Given instruction: Track down the lines that contain "final" and copy them.

Dataset content:
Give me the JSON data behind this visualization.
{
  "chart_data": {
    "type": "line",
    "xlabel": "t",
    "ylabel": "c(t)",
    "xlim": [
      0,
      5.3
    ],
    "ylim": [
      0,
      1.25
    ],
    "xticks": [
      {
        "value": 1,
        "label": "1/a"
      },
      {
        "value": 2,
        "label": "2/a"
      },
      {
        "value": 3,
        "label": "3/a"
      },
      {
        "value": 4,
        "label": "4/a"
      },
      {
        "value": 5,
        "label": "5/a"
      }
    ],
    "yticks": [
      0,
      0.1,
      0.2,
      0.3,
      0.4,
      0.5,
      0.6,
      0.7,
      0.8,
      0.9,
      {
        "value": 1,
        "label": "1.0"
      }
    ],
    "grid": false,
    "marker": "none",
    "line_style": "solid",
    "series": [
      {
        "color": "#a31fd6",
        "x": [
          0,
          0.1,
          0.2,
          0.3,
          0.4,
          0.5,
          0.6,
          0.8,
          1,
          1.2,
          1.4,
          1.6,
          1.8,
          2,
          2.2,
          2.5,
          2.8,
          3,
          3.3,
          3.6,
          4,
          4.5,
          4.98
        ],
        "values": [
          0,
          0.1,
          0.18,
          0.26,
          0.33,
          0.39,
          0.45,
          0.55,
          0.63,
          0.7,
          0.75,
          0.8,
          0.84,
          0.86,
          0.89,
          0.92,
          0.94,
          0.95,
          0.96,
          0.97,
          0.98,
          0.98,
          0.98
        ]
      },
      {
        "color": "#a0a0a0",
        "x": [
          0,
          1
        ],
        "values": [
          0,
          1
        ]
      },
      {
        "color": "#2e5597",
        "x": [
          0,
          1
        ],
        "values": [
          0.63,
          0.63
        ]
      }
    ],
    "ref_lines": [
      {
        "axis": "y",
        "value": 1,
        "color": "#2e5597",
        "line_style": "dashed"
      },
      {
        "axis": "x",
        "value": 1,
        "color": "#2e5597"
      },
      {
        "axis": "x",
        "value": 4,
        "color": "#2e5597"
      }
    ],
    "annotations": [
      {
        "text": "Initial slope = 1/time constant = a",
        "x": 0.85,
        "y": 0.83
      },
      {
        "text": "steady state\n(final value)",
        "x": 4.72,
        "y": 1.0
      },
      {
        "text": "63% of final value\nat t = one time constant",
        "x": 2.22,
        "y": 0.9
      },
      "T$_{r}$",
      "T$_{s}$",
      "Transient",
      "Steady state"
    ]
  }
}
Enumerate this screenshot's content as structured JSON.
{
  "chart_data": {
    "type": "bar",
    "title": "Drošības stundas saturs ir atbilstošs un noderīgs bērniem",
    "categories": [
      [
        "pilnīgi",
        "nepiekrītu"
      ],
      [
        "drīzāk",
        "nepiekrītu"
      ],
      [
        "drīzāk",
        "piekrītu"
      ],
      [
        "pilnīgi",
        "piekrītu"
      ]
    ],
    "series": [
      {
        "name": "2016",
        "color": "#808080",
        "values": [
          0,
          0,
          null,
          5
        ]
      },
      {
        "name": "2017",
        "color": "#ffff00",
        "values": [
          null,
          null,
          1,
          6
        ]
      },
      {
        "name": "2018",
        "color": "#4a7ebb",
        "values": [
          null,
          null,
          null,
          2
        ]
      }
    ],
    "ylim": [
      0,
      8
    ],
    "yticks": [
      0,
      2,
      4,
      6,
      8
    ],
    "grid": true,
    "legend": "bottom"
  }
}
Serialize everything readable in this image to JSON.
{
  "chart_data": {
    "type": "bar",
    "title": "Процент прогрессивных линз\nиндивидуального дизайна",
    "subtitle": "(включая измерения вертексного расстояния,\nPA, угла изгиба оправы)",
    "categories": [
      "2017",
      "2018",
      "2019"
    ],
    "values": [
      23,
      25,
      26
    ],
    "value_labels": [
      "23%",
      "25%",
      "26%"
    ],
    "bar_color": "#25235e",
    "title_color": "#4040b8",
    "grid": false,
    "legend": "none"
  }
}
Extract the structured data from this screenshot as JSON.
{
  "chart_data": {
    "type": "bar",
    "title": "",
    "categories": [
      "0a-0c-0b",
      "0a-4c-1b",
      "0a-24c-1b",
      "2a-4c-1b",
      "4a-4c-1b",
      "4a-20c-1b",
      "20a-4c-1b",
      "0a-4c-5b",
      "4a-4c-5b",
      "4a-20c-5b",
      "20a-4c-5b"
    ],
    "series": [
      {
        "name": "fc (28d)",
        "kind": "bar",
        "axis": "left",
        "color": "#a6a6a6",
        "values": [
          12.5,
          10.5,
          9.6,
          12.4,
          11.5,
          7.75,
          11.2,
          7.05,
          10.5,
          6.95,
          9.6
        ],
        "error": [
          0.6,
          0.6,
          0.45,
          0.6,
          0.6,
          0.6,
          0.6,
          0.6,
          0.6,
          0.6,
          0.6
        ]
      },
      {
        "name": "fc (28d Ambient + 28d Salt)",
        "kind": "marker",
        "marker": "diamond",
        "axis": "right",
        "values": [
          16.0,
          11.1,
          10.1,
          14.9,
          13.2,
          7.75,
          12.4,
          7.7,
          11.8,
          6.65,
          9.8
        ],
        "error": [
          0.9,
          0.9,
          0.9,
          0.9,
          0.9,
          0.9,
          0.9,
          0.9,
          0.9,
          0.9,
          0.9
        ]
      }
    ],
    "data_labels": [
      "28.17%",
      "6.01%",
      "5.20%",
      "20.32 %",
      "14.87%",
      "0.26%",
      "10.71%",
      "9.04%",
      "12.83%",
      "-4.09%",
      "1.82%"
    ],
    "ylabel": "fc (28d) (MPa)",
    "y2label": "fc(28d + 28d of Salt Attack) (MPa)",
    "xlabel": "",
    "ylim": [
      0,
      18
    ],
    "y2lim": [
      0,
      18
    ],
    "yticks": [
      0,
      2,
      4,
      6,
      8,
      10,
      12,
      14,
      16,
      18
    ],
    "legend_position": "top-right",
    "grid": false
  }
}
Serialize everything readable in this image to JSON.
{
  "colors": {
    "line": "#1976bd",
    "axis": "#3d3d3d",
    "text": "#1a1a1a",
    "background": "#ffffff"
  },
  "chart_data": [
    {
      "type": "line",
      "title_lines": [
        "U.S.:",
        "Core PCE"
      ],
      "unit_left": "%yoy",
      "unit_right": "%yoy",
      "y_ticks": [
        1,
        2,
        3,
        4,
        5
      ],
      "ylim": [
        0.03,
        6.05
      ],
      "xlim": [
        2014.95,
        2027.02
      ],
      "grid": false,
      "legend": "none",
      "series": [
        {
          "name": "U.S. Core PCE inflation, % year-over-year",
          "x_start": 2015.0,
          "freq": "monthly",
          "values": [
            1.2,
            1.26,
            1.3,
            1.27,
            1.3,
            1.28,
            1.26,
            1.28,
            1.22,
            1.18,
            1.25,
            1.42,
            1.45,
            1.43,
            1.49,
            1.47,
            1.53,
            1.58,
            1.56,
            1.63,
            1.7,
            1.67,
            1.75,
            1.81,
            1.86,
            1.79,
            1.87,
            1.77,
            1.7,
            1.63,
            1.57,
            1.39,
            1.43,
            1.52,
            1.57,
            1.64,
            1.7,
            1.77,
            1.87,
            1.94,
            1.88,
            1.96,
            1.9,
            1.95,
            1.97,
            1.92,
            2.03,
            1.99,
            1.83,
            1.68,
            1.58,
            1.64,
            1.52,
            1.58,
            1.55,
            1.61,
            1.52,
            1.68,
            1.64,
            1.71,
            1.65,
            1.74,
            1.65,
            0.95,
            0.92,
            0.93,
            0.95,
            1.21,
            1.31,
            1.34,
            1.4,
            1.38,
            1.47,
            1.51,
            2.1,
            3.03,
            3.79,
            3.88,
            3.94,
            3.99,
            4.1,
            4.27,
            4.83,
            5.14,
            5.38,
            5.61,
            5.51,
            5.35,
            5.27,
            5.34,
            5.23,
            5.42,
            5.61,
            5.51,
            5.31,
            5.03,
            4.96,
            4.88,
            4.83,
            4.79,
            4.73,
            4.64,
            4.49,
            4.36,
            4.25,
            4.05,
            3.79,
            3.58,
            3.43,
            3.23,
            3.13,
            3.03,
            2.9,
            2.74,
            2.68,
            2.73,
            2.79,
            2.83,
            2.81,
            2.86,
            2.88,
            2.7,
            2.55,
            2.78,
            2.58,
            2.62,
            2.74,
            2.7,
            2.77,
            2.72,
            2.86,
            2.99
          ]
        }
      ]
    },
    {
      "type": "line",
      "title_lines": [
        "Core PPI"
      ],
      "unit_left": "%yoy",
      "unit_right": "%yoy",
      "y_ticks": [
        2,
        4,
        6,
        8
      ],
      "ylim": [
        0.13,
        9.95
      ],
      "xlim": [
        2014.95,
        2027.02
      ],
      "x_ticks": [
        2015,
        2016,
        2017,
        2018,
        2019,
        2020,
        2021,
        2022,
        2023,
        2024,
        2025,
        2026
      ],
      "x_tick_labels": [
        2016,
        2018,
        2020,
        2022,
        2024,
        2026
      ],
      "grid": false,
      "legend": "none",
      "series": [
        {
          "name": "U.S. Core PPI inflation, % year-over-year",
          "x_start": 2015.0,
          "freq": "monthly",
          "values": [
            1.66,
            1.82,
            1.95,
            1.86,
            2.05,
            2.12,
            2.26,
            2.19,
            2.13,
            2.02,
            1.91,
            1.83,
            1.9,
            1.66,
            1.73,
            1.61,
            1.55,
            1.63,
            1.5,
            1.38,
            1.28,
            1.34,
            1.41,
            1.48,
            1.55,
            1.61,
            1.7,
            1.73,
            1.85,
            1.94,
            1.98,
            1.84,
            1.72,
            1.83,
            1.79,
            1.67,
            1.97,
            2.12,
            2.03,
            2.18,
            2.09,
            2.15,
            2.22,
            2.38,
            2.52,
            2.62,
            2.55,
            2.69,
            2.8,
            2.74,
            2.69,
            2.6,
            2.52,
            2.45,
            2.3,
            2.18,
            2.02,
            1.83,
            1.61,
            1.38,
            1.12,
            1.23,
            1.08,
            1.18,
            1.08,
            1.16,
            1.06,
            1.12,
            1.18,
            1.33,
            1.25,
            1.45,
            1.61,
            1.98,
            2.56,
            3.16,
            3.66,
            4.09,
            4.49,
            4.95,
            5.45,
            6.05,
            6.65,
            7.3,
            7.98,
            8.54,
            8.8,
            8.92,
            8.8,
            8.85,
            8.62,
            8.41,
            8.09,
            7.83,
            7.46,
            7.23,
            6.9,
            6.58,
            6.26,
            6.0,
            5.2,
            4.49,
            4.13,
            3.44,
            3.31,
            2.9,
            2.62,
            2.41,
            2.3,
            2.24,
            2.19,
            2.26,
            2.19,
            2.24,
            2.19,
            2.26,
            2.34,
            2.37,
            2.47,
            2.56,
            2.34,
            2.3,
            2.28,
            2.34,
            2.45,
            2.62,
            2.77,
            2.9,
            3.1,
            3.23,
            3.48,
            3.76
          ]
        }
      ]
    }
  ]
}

Exercise response:
        "text": "steady state\n(final value)",
        "text": "63% of final value\nat t = one time constant",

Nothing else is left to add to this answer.